**What is expected**
Apart from pictures, transcribe exactly each line from the one containing "Give me the" through the final line of the listing below.

*** Block opens ***

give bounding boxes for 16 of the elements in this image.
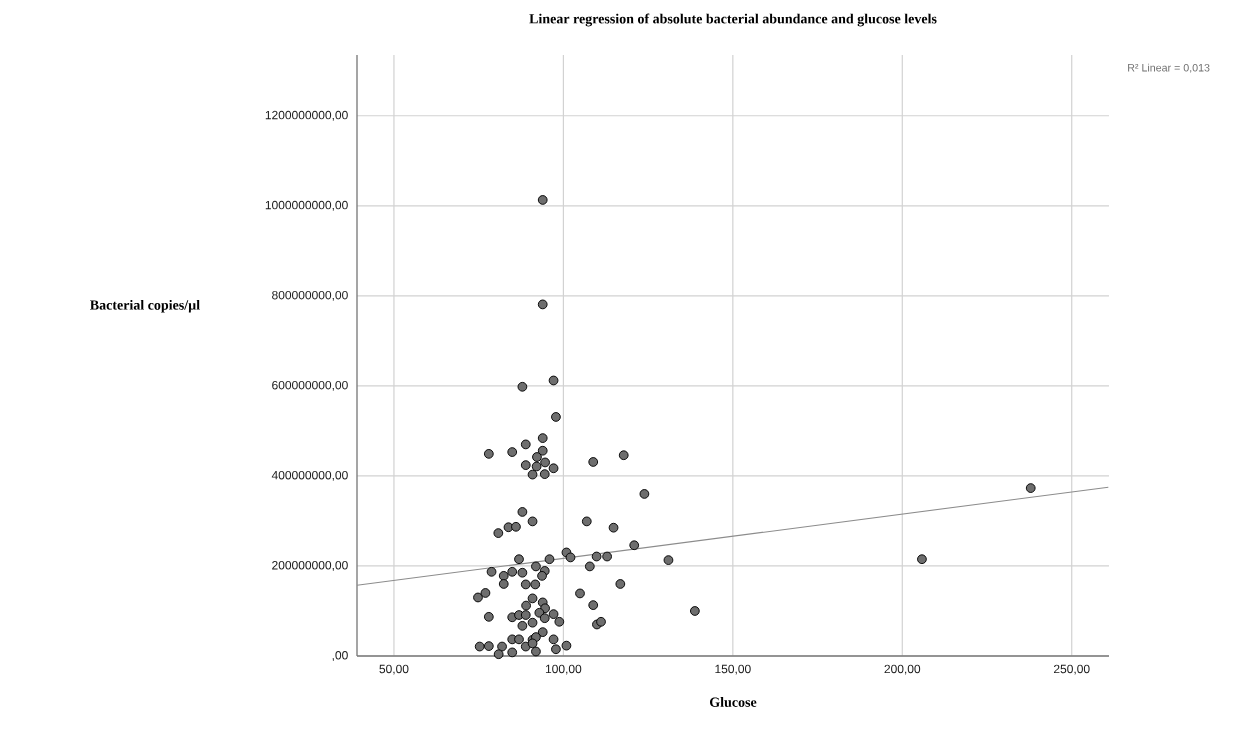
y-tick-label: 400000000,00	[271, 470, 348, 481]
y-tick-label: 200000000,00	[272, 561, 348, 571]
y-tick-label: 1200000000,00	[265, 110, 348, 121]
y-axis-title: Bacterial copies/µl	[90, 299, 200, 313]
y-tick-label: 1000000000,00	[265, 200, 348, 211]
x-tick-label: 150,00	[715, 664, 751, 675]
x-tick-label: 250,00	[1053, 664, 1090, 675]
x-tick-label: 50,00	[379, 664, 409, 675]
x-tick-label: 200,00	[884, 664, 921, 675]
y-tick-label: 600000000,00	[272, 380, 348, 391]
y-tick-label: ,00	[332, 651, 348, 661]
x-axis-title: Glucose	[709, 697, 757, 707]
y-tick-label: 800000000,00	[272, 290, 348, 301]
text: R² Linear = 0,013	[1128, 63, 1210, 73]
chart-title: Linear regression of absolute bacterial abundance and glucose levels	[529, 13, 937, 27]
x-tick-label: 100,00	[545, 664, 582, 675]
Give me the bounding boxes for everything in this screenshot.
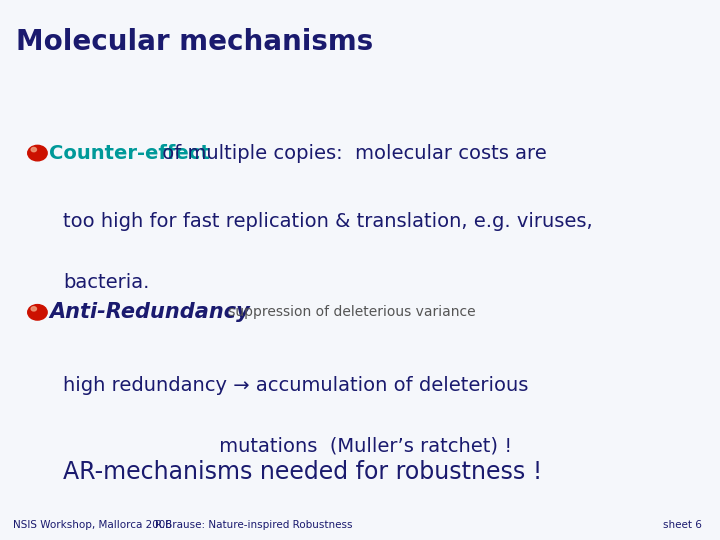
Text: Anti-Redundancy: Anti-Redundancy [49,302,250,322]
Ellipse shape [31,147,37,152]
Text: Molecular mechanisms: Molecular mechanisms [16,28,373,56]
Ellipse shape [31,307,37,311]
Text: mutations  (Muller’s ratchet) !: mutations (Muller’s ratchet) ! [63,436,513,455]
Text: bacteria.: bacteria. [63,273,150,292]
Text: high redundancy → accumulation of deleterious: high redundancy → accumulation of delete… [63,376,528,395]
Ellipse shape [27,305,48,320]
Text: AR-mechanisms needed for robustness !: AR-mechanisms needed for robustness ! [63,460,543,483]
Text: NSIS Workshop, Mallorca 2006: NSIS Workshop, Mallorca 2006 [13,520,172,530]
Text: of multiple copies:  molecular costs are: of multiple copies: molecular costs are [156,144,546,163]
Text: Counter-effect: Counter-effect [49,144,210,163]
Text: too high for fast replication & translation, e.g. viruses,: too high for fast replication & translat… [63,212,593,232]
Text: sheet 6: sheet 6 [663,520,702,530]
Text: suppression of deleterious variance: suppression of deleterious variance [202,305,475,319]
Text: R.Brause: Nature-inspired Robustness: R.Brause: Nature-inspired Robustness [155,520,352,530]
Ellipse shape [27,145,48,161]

*** Block closes ***

**Your response**
Give me the bounding boxes for everything in this screenshot.
Text: Anti-Redundancy: Anti-Redundancy [49,302,250,322]
Ellipse shape [31,147,37,152]
Text: Molecular mechanisms: Molecular mechanisms [16,28,373,56]
Ellipse shape [31,307,37,311]
Text: mutations  (Muller’s ratchet) !: mutations (Muller’s ratchet) ! [63,436,513,455]
Text: bacteria.: bacteria. [63,273,150,292]
Text: high redundancy → accumulation of deleterious: high redundancy → accumulation of delete… [63,376,528,395]
Ellipse shape [27,305,48,320]
Text: AR-mechanisms needed for robustness !: AR-mechanisms needed for robustness ! [63,460,543,483]
Text: NSIS Workshop, Mallorca 2006: NSIS Workshop, Mallorca 2006 [13,520,172,530]
Text: of multiple copies:  molecular costs are: of multiple copies: molecular costs are [156,144,546,163]
Text: Counter-effect: Counter-effect [49,144,210,163]
Text: too high for fast replication & translation, e.g. viruses,: too high for fast replication & translat… [63,212,593,232]
Text: sheet 6: sheet 6 [663,520,702,530]
Text: suppression of deleterious variance: suppression of deleterious variance [202,305,475,319]
Text: R.Brause: Nature-inspired Robustness: R.Brause: Nature-inspired Robustness [155,520,352,530]
Ellipse shape [27,145,48,161]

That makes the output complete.